§ **Directions**
From the listing that follows, extract every line and set it down unaltered.
+++++
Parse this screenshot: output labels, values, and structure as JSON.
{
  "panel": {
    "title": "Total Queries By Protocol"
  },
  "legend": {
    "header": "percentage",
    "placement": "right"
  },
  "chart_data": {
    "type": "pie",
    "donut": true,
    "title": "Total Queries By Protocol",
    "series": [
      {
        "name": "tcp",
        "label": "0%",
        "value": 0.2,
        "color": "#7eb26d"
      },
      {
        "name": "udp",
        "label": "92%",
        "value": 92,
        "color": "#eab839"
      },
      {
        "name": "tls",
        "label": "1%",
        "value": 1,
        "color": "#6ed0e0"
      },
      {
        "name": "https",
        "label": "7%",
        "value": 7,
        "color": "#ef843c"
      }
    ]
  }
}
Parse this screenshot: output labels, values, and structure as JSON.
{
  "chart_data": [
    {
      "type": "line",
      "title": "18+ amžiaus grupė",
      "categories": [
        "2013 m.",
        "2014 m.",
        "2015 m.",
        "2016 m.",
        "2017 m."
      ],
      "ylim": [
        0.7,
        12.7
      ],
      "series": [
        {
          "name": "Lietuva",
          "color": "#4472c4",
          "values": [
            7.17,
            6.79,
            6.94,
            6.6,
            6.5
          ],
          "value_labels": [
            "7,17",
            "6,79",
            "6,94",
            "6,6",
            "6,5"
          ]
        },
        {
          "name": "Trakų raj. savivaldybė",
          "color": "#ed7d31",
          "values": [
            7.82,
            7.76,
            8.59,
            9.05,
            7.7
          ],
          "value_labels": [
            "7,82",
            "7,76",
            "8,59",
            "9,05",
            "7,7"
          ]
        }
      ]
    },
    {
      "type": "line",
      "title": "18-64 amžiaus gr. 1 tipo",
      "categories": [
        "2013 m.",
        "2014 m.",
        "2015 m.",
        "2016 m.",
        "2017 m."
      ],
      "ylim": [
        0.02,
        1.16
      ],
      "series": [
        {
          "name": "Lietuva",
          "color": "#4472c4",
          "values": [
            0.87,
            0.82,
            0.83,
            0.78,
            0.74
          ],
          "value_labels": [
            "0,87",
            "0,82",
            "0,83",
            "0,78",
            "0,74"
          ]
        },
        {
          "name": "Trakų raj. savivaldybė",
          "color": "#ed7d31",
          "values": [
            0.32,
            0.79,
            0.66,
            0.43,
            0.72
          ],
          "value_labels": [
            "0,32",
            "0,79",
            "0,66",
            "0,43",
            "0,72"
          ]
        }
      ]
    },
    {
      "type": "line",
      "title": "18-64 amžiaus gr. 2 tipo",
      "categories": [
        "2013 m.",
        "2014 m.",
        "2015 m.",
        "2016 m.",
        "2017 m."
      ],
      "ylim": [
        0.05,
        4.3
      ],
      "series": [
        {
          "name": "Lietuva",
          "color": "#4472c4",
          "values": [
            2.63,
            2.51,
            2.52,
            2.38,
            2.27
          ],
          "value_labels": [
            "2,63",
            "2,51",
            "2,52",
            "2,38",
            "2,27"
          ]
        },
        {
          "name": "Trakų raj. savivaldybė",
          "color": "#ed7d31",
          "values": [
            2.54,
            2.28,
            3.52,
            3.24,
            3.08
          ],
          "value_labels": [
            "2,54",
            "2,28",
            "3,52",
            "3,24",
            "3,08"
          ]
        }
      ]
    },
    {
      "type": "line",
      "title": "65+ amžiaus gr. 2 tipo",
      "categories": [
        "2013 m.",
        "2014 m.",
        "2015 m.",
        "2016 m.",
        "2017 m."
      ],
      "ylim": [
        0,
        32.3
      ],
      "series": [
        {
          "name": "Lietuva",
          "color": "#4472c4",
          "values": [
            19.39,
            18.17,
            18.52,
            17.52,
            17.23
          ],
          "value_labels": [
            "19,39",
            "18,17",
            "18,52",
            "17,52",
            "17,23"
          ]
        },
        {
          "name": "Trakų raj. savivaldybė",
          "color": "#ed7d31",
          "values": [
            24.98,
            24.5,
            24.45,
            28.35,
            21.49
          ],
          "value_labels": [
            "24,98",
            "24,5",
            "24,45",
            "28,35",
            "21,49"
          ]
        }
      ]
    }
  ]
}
+++++
§ **Expected output**
Parse this screenshot: output labels, values, and structure as JSON.
{
  "panel": {
    "title": "Total Queries By Protocol"
  },
  "legend": {
    "header": "percentage",
    "placement": "right"
  },
  "chart_data": {
    "type": "pie",
    "donut": true,
    "title": "Total Queries By Protocol",
    "series": [
      {
        "name": "tcp",
        "label": "0%",
        "value": 0.2,
        "color": "#7eb26d"
      },
      {
        "name": "udp",
        "label": "92%",
        "value": 92,
        "color": "#eab839"
      },
      {
        "name": "tls",
        "label": "1%",
        "value": 1,
        "color": "#6ed0e0"
      },
      {
        "name": "https",
        "label": "7%",
        "value": 7,
        "color": "#ef843c"
      }
    ]
  }
}
Parse this screenshot: output labels, values, and structure as JSON.
{
  "chart_data": [
    {
      "type": "line",
      "title": "18+ amžiaus grupė",
      "categories": [
        "2013 m.",
        "2014 m.",
        "2015 m.",
        "2016 m.",
        "2017 m."
      ],
      "ylim": [
        0.7,
        12.7
      ],
      "series": [
        {
          "name": "Lietuva",
          "color": "#4472c4",
          "values": [
            7.17,
            6.79,
            6.94,
            6.6,
            6.5
          ],
          "value_labels": [
            "7,17",
            "6,79",
            "6,94",
            "6,6",
            "6,5"
          ]
        },
        {
          "name": "Trakų raj. savivaldybė",
          "color": "#ed7d31",
          "values": [
            7.82,
            7.76,
            8.59,
            9.05,
            7.7
          ],
          "value_labels": [
            "7,82",
            "7,76",
            "8,59",
            "9,05",
            "7,7"
          ]
        }
      ]
    },
    {
      "type": "line",
      "title": "18-64 amžiaus gr. 1 tipo",
      "categories": [
        "2013 m.",
        "2014 m.",
        "2015 m.",
        "2016 m.",
        "2017 m."
      ],
      "ylim": [
        0.02,
        1.16
      ],
      "series": [
        {
          "name": "Lietuva",
          "color": "#4472c4",
          "values": [
            0.87,
            0.82,
            0.83,
            0.78,
            0.74
          ],
          "value_labels": [
            "0,87",
            "0,82",
            "0,83",
            "0,78",
            "0,74"
          ]
        },
        {
          "name": "Trakų raj. savivaldybė",
          "color": "#ed7d31",
          "values": [
            0.32,
            0.79,
            0.66,
            0.43,
            0.72
          ],
          "value_labels": [
            "0,32",
            "0,79",
            "0,66",
            "0,43",
            "0,72"
          ]
        }
      ]
    },
    {
      "type": "line",
      "title": "18-64 amžiaus gr. 2 tipo",
      "categories": [
        "2013 m.",
        "2014 m.",
        "2015 m.",
        "2016 m.",
        "2017 m."
      ],
      "ylim": [
        0.05,
        4.3
      ],
      "series": [
        {
          "name": "Lietuva",
          "color": "#4472c4",
          "values": [
            2.63,
            2.51,
            2.52,
            2.38,
            2.27
          ],
          "value_labels": [
            "2,63",
            "2,51",
            "2,52",
            "2,38",
            "2,27"
          ]
        },
        {
          "name": "Trakų raj. savivaldybė",
          "color": "#ed7d31",
          "values": [
            2.54,
            2.28,
            3.52,
            3.24,
            3.08
          ],
          "value_labels": [
            "2,54",
            "2,28",
            "3,52",
            "3,24",
            "3,08"
          ]
        }
      ]
    },
    {
      "type": "line",
      "title": "65+ amžiaus gr. 2 tipo",
      "categories": [
        "2013 m.",
        "2014 m.",
        "2015 m.",
        "2016 m.",
        "2017 m."
      ],
      "ylim": [
        0,
        32.3
      ],
      "series": [
        {
          "name": "Lietuva",
          "color": "#4472c4",
          "values": [
            19.39,
            18.17,
            18.52,
            17.52,
            17.23
          ],
          "value_labels": [
            "19,39",
            "18,17",
            "18,52",
            "17,52",
            "17,23"
          ]
        },
        {
          "name": "Trakų raj. savivaldybė",
          "color": "#ed7d31",
          "values": [
            24.98,
            24.5,
            24.45,
            28.35,
            21.49
          ],
          "value_labels": [
            "24,98",
            "24,5",
            "24,45",
            "28,35",
            "21,49"
          ]
        }
      ]
    }
  ]
}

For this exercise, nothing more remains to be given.